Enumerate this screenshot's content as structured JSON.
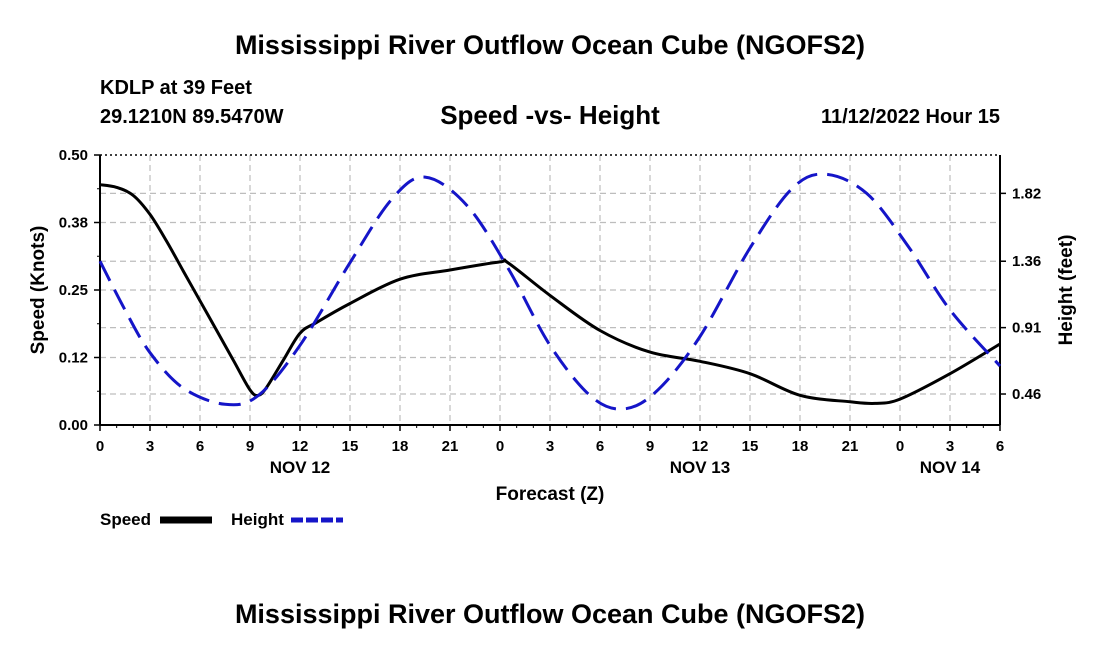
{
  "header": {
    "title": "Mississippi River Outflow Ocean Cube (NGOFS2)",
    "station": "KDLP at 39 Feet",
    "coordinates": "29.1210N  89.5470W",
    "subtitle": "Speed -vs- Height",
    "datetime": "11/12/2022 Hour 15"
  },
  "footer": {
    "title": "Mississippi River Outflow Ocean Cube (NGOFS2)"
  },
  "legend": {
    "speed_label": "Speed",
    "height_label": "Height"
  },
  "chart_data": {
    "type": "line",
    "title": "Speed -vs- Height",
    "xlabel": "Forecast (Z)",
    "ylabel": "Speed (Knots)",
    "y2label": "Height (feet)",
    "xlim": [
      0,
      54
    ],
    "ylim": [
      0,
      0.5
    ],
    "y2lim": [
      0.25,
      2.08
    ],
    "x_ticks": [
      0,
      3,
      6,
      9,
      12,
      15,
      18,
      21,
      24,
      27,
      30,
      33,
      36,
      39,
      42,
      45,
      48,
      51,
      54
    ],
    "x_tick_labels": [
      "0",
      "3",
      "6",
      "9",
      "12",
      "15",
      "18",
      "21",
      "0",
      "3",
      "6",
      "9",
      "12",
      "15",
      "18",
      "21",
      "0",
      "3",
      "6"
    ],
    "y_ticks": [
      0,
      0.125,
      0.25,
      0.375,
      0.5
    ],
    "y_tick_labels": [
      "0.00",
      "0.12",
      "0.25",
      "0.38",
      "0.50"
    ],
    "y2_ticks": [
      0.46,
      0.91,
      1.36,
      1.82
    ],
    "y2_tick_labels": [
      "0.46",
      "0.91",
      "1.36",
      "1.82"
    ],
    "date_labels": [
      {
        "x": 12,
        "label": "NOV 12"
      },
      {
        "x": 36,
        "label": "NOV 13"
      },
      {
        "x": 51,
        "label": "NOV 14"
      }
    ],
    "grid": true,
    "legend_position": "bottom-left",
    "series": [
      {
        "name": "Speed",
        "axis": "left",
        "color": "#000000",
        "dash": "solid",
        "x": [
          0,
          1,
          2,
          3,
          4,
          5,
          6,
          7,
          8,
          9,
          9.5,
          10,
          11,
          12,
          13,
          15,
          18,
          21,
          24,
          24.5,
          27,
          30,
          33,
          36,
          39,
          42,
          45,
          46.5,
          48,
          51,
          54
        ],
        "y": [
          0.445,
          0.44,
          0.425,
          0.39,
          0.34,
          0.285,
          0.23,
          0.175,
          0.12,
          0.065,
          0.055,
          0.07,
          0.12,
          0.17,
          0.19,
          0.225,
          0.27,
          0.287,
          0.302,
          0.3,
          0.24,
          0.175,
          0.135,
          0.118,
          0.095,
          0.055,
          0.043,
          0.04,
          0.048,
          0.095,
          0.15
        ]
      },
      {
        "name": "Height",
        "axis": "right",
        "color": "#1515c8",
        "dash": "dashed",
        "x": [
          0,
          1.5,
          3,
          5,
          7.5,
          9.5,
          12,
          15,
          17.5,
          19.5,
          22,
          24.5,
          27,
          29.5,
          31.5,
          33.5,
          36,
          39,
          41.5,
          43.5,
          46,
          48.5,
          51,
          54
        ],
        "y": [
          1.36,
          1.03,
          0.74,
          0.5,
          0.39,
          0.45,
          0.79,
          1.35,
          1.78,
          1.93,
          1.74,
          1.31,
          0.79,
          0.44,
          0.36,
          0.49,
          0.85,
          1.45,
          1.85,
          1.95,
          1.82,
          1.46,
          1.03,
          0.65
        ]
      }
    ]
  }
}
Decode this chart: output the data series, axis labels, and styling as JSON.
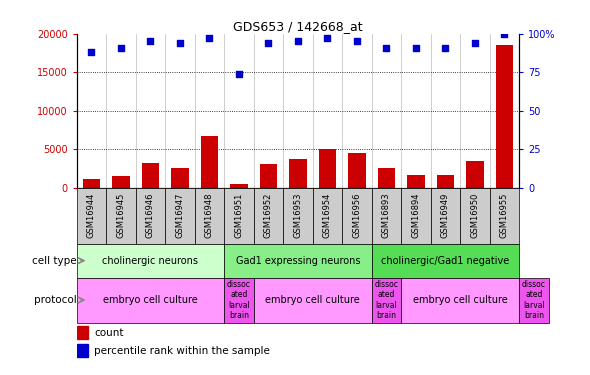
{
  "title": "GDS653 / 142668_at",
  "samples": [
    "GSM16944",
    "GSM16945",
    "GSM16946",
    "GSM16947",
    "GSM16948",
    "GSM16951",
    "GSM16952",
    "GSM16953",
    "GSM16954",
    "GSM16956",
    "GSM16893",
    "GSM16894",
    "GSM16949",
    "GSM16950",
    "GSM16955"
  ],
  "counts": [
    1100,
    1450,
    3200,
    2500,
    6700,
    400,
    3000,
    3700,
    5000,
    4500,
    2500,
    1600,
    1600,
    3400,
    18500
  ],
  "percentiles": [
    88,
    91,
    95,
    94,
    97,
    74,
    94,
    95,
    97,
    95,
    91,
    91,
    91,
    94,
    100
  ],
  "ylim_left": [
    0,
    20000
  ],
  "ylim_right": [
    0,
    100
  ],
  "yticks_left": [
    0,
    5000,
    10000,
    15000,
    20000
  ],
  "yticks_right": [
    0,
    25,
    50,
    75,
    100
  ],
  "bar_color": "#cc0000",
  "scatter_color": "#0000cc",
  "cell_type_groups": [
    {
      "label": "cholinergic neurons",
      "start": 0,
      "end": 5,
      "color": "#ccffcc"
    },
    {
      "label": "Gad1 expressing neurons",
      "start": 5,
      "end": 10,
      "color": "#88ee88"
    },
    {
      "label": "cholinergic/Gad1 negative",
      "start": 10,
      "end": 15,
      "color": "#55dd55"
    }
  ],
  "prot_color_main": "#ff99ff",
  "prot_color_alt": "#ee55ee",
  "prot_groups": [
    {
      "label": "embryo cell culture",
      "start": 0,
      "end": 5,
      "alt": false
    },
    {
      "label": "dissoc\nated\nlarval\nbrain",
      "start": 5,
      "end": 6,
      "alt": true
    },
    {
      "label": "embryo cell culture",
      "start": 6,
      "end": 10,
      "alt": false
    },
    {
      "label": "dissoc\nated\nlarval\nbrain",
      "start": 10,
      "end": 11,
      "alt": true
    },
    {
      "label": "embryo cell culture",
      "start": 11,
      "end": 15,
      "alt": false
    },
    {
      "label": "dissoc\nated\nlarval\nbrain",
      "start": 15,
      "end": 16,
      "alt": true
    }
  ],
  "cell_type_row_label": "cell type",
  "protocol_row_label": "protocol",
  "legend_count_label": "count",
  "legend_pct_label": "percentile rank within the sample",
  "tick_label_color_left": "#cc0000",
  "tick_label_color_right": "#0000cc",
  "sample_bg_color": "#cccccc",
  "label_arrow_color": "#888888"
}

> **Work instructions**
Write the records out again in full, exactly, and skip every picture.

> **The solution**
Enumerate this screenshot's content as structured JSON.
{
  "header": {
    "title": "Mississippi River Outflow Ocean Cube (NGOFS2)",
    "station": "KDLP at 39 Feet",
    "coordinates": "29.1210N  89.5470W",
    "subtitle": "Speed -vs- Height",
    "datetime": "11/12/2022 Hour 15"
  },
  "footer": {
    "title": "Mississippi River Outflow Ocean Cube (NGOFS2)"
  },
  "legend": {
    "speed_label": "Speed",
    "height_label": "Height"
  },
  "chart_data": {
    "type": "line",
    "title": "Speed -vs- Height",
    "xlabel": "Forecast (Z)",
    "ylabel": "Speed (Knots)",
    "y2label": "Height (feet)",
    "xlim": [
      0,
      54
    ],
    "ylim": [
      0,
      0.5
    ],
    "y2lim": [
      0.25,
      2.08
    ],
    "x_ticks": [
      0,
      3,
      6,
      9,
      12,
      15,
      18,
      21,
      24,
      27,
      30,
      33,
      36,
      39,
      42,
      45,
      48,
      51,
      54
    ],
    "x_tick_labels": [
      "0",
      "3",
      "6",
      "9",
      "12",
      "15",
      "18",
      "21",
      "0",
      "3",
      "6",
      "9",
      "12",
      "15",
      "18",
      "21",
      "0",
      "3",
      "6"
    ],
    "y_ticks": [
      0,
      0.125,
      0.25,
      0.375,
      0.5
    ],
    "y_tick_labels": [
      "0.00",
      "0.12",
      "0.25",
      "0.38",
      "0.50"
    ],
    "y2_ticks": [
      0.46,
      0.91,
      1.36,
      1.82
    ],
    "y2_tick_labels": [
      "0.46",
      "0.91",
      "1.36",
      "1.82"
    ],
    "date_labels": [
      {
        "x": 12,
        "label": "NOV 12"
      },
      {
        "x": 36,
        "label": "NOV 13"
      },
      {
        "x": 51,
        "label": "NOV 14"
      }
    ],
    "grid": true,
    "legend_position": "bottom-left",
    "series": [
      {
        "name": "Speed",
        "axis": "left",
        "color": "#000000",
        "dash": "solid",
        "x": [
          0,
          1,
          2,
          3,
          4,
          5,
          6,
          7,
          8,
          9,
          9.5,
          10,
          11,
          12,
          13,
          15,
          18,
          21,
          24,
          24.5,
          27,
          30,
          33,
          36,
          39,
          42,
          45,
          46.5,
          48,
          51,
          54
        ],
        "y": [
          0.445,
          0.44,
          0.425,
          0.39,
          0.34,
          0.285,
          0.23,
          0.175,
          0.12,
          0.065,
          0.055,
          0.07,
          0.12,
          0.17,
          0.19,
          0.225,
          0.27,
          0.287,
          0.302,
          0.3,
          0.24,
          0.175,
          0.135,
          0.118,
          0.095,
          0.055,
          0.043,
          0.04,
          0.048,
          0.095,
          0.15
        ]
      },
      {
        "name": "Height",
        "axis": "right",
        "color": "#1515c8",
        "dash": "dashed",
        "x": [
          0,
          1.5,
          3,
          5,
          7.5,
          9.5,
          12,
          15,
          17.5,
          19.5,
          22,
          24.5,
          27,
          29.5,
          31.5,
          33.5,
          36,
          39,
          41.5,
          43.5,
          46,
          48.5,
          51,
          54
        ],
        "y": [
          1.36,
          1.03,
          0.74,
          0.5,
          0.39,
          0.45,
          0.79,
          1.35,
          1.78,
          1.93,
          1.74,
          1.31,
          0.79,
          0.44,
          0.36,
          0.49,
          0.85,
          1.45,
          1.85,
          1.95,
          1.82,
          1.46,
          1.03,
          0.65
        ]
      }
    ]
  }
}
Decode this chart: output the data series, axis labels, and styling as JSON.
{
  "title": "GDS653 / 142668_at",
  "samples": [
    "GSM16944",
    "GSM16945",
    "GSM16946",
    "GSM16947",
    "GSM16948",
    "GSM16951",
    "GSM16952",
    "GSM16953",
    "GSM16954",
    "GSM16956",
    "GSM16893",
    "GSM16894",
    "GSM16949",
    "GSM16950",
    "GSM16955"
  ],
  "counts": [
    1100,
    1450,
    3200,
    2500,
    6700,
    400,
    3000,
    3700,
    5000,
    4500,
    2500,
    1600,
    1600,
    3400,
    18500
  ],
  "percentiles": [
    88,
    91,
    95,
    94,
    97,
    74,
    94,
    95,
    97,
    95,
    91,
    91,
    91,
    94,
    100
  ],
  "ylim_left": [
    0,
    20000
  ],
  "ylim_right": [
    0,
    100
  ],
  "yticks_left": [
    0,
    5000,
    10000,
    15000,
    20000
  ],
  "yticks_right": [
    0,
    25,
    50,
    75,
    100
  ],
  "bar_color": "#cc0000",
  "scatter_color": "#0000cc",
  "cell_type_groups": [
    {
      "label": "cholinergic neurons",
      "start": 0,
      "end": 5,
      "color": "#ccffcc"
    },
    {
      "label": "Gad1 expressing neurons",
      "start": 5,
      "end": 10,
      "color": "#88ee88"
    },
    {
      "label": "cholinergic/Gad1 negative",
      "start": 10,
      "end": 15,
      "color": "#55dd55"
    }
  ],
  "prot_color_main": "#ff99ff",
  "prot_color_alt": "#ee55ee",
  "prot_groups": [
    {
      "label": "embryo cell culture",
      "start": 0,
      "end": 5,
      "alt": false
    },
    {
      "label": "dissoc\nated\nlarval\nbrain",
      "start": 5,
      "end": 6,
      "alt": true
    },
    {
      "label": "embryo cell culture",
      "start": 6,
      "end": 10,
      "alt": false
    },
    {
      "label": "dissoc\nated\nlarval\nbrain",
      "start": 10,
      "end": 11,
      "alt": true
    },
    {
      "label": "embryo cell culture",
      "start": 11,
      "end": 15,
      "alt": false
    },
    {
      "label": "dissoc\nated\nlarval\nbrain",
      "start": 15,
      "end": 16,
      "alt": true
    }
  ],
  "cell_type_row_label": "cell type",
  "protocol_row_label": "protocol",
  "legend_count_label": "count",
  "legend_pct_label": "percentile rank within the sample",
  "tick_label_color_left": "#cc0000",
  "tick_label_color_right": "#0000cc",
  "sample_bg_color": "#cccccc",
  "label_arrow_color": "#888888"
}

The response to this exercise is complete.